- **Objetivo**
Retoma el texto sobre la esclavitud en la Biblia y continúalo a partir de su última oración.

- **Pasaje dado**
¿Por qué la Biblia permite la esclavitud?
La Civilización Occidental aceptó hace ya unos siglos que la esclavitud es una práctica abominable. Por eso, muchos lectores de la Biblia se sorprenden al descubrir que el Antiguo Testamento no solo no prohíbe la esclavitud, sino que parece regularla y, en cierto sentido, legitimarla.
Por ejemplo, en Éxodo encontramos:
"Y estas son las leyes que colocarás ante ellos: Si adquieres un siervo judio, durante seis años servirá; y en el séptimo saldrá libre, sin cargo."
Éxodo 21:1-2
¿Cómo es posible que un texto sagrado, inspirado por un Dios justo y misericordioso, pueda tolerar una institución tan cruel?
Para entenderlo, debemos primero considerar el contexto histórico. En el antiguo Oriente Medio, la esclavitud era una práctica común y arraigada en todas las sociedades. No era vista como algo inherentemente malo, sino como una realidad económica y social.
Lo que hace la Biblia, entonces, no es aprobar la esclavitud, sino regularla en un mundo donde era omnipresente. Al hacerlo, introduce una serie de protecciones y derechos para los esclavos que eran revolucionarios para su época.
Por ejemplo, la ley mosaica establece:
"No entregarás a su amo un esclavo que hubiera hallado refugio contigo de su amo. Contigo habitará en tu seno, en cualquier lugar que escoja en una de tus ciudades, que sea beneficioso para él; no te mofarás de él."
Deuteronomio 23:16-17
Esta ley protegía a los esclavos fugitivos, algo inaudito en las culturas circundantes donde devolver un esclavo fugitivo era considerado un deber moral.
Además, la Biblia ordena el descanso sabático también para los esclavos:
"Pero el séptimo día es Shabat para El Señor, tu Dios; no harás ningún trabajo —tú, tu hijo, tu hija, tu siervo, tu sierva, tu animal y tu converso dentro de tus portones."

- **Material mostrado**

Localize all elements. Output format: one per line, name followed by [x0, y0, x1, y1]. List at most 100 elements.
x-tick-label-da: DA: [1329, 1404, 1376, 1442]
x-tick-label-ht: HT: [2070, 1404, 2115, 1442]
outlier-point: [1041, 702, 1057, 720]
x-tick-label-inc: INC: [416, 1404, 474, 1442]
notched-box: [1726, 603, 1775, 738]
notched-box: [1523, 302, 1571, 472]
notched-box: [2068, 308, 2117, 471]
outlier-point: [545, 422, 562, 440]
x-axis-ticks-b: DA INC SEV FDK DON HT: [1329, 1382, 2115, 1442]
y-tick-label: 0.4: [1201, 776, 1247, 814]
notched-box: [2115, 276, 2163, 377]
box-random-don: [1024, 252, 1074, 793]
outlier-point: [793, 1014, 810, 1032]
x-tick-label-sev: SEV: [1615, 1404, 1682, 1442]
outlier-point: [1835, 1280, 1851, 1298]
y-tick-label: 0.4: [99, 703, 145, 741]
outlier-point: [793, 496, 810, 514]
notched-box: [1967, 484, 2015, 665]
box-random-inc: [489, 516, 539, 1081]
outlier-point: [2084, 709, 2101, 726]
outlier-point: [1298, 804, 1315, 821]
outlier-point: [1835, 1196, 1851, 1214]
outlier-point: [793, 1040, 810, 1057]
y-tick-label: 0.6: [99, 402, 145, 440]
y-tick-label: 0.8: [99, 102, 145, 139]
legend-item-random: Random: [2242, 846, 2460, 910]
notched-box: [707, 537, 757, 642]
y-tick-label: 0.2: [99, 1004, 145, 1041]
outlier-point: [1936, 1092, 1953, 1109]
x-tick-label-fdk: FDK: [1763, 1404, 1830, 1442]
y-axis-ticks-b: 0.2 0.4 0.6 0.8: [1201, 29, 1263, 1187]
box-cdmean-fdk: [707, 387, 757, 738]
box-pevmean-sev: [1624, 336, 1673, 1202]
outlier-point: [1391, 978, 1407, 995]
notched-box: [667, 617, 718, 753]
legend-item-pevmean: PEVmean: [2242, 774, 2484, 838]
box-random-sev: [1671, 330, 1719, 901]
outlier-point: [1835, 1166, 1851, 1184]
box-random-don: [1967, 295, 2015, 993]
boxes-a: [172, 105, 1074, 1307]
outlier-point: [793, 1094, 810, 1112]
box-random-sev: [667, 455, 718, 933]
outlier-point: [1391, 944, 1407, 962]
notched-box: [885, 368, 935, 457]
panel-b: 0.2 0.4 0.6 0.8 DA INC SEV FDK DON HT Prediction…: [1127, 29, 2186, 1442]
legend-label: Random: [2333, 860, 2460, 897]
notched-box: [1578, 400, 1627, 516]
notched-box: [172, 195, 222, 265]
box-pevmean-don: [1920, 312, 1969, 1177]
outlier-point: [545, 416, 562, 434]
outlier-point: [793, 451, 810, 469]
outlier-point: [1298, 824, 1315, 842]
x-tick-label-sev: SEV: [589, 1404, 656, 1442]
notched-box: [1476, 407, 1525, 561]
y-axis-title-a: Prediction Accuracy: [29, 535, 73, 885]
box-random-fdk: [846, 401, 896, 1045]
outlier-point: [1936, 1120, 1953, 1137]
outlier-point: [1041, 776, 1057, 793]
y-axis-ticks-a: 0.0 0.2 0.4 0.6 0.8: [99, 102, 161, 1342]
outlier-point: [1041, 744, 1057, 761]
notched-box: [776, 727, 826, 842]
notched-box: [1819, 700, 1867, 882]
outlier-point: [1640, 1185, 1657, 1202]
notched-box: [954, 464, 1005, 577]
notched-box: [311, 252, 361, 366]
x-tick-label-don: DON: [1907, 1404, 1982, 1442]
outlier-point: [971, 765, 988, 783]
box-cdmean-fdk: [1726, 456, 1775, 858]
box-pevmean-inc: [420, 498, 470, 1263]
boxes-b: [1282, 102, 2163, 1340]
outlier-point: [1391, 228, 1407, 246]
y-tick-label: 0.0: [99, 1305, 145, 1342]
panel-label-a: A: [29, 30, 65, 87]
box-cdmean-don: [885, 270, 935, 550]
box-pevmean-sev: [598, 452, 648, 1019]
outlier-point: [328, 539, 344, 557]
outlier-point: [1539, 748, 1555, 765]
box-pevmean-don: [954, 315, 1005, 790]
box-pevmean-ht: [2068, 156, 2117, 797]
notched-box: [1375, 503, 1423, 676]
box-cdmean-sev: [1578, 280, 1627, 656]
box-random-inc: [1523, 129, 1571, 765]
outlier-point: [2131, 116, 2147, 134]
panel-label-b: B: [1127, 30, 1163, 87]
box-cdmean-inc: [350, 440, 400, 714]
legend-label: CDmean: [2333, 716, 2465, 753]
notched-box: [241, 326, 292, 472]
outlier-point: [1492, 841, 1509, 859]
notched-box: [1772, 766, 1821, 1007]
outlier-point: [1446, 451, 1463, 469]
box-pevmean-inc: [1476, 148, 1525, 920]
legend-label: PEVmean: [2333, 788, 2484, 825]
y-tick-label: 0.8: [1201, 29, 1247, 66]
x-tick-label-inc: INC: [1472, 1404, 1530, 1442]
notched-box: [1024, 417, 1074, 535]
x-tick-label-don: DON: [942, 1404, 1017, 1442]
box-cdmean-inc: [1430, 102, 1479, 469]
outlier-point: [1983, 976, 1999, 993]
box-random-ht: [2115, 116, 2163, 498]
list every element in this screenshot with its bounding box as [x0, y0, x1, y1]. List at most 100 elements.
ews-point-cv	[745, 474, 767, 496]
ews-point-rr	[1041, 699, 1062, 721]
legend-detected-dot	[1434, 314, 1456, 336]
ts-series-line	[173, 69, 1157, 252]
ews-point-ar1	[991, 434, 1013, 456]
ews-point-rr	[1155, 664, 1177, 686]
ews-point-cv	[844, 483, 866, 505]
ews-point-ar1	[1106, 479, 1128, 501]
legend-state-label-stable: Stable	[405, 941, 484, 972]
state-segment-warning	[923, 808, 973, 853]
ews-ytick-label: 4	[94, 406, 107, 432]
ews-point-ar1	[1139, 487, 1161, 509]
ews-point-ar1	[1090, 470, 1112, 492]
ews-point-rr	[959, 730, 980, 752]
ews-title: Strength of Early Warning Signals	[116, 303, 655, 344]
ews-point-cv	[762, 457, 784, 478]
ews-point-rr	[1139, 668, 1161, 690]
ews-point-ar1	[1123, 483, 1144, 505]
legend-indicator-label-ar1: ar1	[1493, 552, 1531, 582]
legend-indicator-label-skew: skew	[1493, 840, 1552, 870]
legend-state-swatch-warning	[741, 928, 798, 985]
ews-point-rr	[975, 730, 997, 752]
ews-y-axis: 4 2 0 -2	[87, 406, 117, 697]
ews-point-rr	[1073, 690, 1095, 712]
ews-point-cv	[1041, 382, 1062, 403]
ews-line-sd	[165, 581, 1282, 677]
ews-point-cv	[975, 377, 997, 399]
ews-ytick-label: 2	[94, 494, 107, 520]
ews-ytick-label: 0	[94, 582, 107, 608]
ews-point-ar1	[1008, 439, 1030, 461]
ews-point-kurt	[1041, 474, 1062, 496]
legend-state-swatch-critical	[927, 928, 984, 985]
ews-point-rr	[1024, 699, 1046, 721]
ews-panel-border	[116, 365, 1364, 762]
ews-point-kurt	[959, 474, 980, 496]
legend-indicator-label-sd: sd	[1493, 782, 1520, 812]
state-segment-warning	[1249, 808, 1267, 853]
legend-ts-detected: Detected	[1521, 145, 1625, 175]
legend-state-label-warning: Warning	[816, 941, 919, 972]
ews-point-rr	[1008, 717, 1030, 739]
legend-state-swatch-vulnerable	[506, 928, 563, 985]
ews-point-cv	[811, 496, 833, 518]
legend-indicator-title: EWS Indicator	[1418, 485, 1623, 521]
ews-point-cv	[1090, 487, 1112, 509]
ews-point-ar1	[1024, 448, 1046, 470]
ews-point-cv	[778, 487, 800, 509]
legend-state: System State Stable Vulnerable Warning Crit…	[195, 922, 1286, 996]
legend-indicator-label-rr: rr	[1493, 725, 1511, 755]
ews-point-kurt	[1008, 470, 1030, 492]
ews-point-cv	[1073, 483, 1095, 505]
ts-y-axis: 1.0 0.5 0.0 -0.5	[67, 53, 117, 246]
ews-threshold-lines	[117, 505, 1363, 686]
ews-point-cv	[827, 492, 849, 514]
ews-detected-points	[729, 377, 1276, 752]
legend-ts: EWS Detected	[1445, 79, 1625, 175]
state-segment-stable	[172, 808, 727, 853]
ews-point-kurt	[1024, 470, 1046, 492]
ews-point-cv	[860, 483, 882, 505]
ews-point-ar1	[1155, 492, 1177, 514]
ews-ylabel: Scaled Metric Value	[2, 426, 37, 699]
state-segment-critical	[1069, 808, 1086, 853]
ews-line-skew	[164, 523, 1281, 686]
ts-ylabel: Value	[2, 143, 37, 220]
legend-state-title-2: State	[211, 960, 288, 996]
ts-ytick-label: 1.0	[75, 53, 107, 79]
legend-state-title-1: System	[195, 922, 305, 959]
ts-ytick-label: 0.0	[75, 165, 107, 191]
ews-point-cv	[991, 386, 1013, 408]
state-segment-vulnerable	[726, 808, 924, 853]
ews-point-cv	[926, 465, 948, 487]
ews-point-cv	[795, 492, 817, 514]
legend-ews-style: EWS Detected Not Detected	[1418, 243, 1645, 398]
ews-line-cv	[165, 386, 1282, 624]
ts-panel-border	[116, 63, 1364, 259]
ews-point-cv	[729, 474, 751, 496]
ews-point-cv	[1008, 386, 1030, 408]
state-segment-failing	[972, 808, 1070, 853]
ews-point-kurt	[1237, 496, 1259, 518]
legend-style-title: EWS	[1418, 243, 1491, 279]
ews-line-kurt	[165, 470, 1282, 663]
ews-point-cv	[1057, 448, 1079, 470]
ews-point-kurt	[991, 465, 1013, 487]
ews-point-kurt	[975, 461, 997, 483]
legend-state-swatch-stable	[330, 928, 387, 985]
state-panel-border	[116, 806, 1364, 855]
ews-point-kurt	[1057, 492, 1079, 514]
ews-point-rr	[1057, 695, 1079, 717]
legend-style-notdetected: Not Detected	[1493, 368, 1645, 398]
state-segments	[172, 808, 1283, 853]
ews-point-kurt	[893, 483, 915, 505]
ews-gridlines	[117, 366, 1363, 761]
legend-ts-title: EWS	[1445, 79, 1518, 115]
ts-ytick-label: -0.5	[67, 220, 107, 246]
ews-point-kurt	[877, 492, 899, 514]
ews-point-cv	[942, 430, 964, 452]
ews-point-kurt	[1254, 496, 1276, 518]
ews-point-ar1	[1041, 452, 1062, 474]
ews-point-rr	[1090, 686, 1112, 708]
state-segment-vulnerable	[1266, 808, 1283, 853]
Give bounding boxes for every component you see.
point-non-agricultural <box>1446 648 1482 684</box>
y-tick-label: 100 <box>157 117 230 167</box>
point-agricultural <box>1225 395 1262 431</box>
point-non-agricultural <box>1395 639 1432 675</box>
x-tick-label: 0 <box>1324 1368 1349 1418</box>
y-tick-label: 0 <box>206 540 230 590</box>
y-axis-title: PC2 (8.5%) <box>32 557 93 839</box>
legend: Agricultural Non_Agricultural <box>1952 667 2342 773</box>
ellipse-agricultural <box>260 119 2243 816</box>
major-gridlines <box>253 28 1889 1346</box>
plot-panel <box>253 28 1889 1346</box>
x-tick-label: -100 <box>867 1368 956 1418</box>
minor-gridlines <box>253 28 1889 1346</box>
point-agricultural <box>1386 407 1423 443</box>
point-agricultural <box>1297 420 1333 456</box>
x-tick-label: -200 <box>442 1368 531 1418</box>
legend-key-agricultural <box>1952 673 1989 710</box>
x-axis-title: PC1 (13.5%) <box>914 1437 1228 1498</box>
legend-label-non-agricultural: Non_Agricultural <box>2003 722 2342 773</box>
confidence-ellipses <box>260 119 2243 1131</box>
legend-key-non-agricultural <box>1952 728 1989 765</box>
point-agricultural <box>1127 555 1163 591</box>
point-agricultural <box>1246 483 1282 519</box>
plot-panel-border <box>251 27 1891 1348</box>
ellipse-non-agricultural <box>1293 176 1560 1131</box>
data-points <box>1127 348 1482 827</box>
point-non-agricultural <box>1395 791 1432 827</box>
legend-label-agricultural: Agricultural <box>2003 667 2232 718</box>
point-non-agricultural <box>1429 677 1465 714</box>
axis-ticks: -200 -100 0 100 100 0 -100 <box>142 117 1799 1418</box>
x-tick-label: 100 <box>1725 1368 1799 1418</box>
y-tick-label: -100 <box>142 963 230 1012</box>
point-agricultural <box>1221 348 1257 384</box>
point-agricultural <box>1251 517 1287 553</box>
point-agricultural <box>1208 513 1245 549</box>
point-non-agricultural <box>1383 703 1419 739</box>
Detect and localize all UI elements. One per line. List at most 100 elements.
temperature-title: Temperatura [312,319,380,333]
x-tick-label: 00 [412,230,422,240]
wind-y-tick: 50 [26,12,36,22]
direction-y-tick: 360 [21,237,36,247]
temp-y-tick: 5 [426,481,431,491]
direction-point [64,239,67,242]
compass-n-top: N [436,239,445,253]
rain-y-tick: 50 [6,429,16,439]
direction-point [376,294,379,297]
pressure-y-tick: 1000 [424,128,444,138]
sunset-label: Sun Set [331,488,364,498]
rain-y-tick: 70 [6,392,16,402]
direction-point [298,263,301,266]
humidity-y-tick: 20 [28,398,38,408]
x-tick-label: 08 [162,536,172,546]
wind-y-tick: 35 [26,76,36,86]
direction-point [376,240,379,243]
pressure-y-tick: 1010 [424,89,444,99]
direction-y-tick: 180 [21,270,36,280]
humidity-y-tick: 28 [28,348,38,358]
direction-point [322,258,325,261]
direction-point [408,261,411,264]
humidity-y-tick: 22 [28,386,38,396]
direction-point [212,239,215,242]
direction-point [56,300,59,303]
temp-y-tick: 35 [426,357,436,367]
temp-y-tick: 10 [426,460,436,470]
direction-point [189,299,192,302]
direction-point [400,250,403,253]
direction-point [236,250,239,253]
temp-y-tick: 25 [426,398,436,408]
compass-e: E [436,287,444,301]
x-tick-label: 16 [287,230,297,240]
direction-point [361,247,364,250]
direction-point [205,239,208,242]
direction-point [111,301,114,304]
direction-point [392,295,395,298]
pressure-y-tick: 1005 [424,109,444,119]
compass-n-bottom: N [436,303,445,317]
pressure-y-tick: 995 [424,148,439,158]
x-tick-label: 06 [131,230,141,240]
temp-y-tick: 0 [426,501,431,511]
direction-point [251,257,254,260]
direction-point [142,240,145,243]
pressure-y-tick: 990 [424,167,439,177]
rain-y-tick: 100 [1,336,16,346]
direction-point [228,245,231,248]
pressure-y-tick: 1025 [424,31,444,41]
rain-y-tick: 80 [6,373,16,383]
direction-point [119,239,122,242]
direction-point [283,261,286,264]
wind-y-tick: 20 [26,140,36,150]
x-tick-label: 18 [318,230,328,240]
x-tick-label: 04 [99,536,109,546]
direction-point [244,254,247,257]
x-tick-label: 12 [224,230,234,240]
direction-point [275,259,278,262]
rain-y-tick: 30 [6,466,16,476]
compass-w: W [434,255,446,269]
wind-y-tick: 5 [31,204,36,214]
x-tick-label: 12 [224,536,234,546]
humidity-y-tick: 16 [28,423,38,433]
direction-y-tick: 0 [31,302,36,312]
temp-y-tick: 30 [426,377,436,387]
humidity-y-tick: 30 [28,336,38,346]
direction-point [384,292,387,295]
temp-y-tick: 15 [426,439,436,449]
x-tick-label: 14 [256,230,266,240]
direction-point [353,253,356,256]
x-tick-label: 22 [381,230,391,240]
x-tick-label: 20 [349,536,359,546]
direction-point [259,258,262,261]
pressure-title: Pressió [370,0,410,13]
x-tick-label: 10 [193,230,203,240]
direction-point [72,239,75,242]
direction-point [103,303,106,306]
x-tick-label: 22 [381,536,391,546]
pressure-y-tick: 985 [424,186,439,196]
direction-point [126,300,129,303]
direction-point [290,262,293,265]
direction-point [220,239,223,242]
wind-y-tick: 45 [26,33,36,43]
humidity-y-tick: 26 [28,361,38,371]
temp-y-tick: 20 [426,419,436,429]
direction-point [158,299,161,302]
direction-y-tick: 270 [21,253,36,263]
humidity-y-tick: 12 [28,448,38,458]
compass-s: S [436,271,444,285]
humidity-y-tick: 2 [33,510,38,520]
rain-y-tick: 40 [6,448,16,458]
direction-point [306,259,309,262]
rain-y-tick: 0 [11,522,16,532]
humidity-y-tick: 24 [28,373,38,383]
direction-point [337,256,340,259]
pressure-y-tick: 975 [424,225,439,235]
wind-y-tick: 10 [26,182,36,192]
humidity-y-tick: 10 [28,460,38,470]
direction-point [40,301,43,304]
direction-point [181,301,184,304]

- **Respuesta del ejercicio**
Éxodo 20:10
Estas regulaciones, aunque nos parezcan insuficientes hoy, representaban un avance significativo en su contexto histórico. La Biblia estaba sentando las bases para una ética que eventualmente llevaría a la abolición de la esclavitud.
Finalmente, es importante notar que la “esclavitud” en el contexto bíblico a menudo se refería a una forma de servidumbre por deudas, muy diferente de la esclavitud racial que conocemos de tiempos más recientes. Los “esclavos” judíos debían ser liberados después de seis años de servicio, como vimos en Éxodo 21:2.
En resumen, la Biblia no “permite” la esclavitud en el sentido de aprobarla moralmente. Más bien, la regula en un contexto donde era universalmente aceptada, introduciendo protecciones revolucionarias para los esclavos y sentando las bases éticas que siglos después llevarían a su abolición.
Este enfoque gradual de reforma social es característico de cómo la Biblia aborda muchas cuestiones éticas. En lugar de decretar cambios radicales que habrían sido ignorados en su contexto histórico, encamina procesos que, con el tiempo, transformarían profundamente la sociedad.